#### Information supplied:
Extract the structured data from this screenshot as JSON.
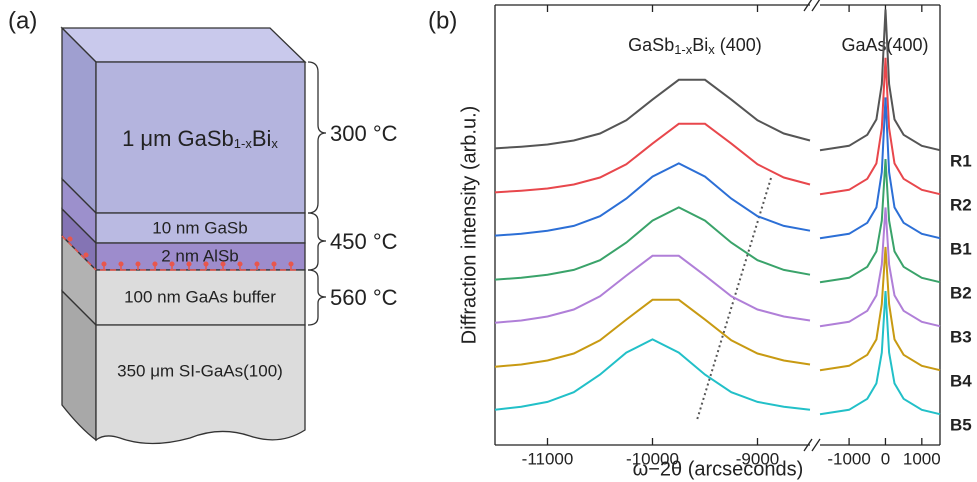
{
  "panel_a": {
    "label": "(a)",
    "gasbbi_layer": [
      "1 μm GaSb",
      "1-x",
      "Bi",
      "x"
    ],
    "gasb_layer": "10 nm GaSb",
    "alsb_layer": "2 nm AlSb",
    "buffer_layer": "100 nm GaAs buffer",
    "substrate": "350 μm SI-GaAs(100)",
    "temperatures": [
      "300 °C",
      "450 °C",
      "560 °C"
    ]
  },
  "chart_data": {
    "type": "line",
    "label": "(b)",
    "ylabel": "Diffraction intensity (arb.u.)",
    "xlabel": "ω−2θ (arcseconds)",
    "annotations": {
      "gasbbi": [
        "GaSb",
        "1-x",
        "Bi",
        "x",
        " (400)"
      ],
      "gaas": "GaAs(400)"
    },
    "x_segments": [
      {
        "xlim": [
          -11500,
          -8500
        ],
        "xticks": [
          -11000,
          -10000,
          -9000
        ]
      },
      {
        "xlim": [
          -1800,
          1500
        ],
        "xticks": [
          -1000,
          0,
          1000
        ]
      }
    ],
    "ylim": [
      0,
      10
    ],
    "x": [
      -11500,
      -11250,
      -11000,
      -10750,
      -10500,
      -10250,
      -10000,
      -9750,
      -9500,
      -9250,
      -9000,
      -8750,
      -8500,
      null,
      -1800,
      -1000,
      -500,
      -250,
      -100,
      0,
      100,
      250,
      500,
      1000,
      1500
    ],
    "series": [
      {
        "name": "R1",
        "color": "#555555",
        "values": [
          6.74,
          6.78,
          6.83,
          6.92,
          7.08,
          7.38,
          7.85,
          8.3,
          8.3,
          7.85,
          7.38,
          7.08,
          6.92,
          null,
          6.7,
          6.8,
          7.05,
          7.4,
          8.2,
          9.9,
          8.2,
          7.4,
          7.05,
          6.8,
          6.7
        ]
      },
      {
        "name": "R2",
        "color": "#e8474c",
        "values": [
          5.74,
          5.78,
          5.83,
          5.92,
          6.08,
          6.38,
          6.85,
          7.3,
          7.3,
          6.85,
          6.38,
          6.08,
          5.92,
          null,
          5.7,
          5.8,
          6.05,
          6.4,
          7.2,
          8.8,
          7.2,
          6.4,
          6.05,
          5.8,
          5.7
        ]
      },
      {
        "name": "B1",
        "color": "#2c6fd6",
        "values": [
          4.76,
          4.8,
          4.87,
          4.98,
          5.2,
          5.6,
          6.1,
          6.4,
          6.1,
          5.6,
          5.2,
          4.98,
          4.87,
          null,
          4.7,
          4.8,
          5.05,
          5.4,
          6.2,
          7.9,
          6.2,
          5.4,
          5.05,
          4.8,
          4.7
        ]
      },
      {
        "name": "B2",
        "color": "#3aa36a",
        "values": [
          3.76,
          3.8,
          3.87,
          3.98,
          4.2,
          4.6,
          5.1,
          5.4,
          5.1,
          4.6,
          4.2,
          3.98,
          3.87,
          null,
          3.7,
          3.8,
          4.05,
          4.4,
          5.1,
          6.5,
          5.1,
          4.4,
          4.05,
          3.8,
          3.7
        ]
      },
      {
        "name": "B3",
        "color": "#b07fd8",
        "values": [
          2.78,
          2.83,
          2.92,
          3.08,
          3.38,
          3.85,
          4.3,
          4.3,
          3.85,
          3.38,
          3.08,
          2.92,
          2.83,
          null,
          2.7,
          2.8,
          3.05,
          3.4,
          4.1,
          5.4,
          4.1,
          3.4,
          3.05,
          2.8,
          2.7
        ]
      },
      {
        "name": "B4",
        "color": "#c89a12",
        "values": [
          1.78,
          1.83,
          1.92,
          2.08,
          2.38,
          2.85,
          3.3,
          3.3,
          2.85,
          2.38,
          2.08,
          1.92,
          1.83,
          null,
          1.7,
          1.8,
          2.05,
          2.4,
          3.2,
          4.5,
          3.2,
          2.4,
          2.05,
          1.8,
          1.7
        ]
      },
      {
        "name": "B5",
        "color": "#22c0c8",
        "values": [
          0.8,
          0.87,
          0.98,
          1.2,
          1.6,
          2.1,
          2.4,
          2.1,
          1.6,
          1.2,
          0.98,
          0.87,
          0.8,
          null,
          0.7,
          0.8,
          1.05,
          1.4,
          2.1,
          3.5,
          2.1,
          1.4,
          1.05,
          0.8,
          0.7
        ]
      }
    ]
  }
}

--

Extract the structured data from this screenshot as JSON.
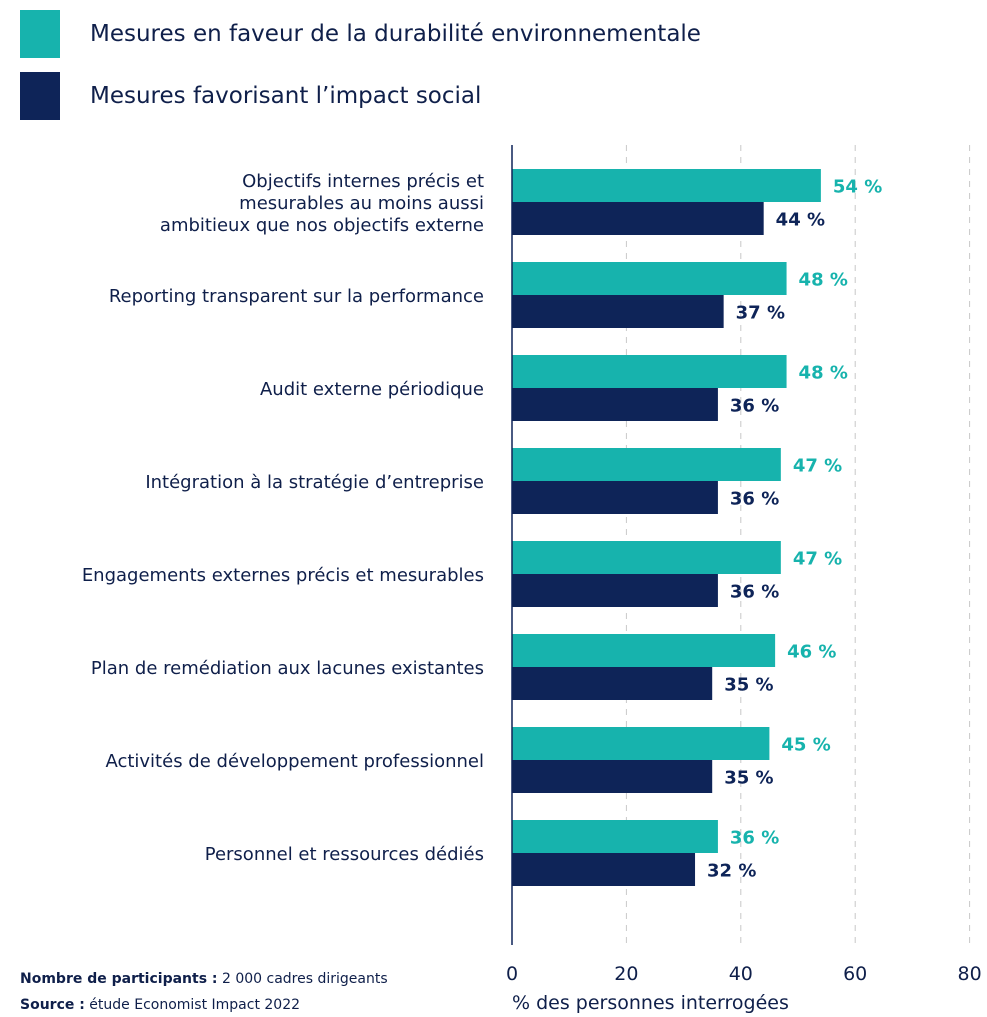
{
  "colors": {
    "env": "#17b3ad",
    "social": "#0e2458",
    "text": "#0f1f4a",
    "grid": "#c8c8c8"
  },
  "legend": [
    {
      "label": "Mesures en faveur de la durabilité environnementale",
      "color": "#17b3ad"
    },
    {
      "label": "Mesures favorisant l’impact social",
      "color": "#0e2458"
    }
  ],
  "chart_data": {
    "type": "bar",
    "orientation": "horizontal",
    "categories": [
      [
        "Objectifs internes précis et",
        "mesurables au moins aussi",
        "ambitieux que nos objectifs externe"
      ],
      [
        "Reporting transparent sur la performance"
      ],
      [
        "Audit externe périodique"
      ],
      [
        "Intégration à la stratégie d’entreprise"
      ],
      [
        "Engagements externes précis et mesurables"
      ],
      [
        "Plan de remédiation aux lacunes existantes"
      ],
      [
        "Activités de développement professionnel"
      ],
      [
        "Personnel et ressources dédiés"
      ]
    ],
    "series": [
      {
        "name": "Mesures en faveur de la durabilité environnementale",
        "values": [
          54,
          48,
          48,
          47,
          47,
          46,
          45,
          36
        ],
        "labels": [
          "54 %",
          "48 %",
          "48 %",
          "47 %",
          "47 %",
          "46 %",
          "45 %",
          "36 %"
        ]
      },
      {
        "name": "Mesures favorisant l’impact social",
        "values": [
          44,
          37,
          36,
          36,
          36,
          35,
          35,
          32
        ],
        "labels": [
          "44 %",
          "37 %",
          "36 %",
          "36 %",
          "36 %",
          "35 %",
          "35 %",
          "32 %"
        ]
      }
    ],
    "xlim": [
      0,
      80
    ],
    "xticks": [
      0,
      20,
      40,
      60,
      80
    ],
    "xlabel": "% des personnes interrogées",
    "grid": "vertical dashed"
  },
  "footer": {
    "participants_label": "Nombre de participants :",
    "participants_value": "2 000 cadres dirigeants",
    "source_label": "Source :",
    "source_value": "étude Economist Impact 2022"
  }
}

#### To be done:
In the entries above, find each line with the word "précis" and show it.

#### Solved exercise:
        "Objectifs internes précis et",
        "Engagements externes précis et mesurables"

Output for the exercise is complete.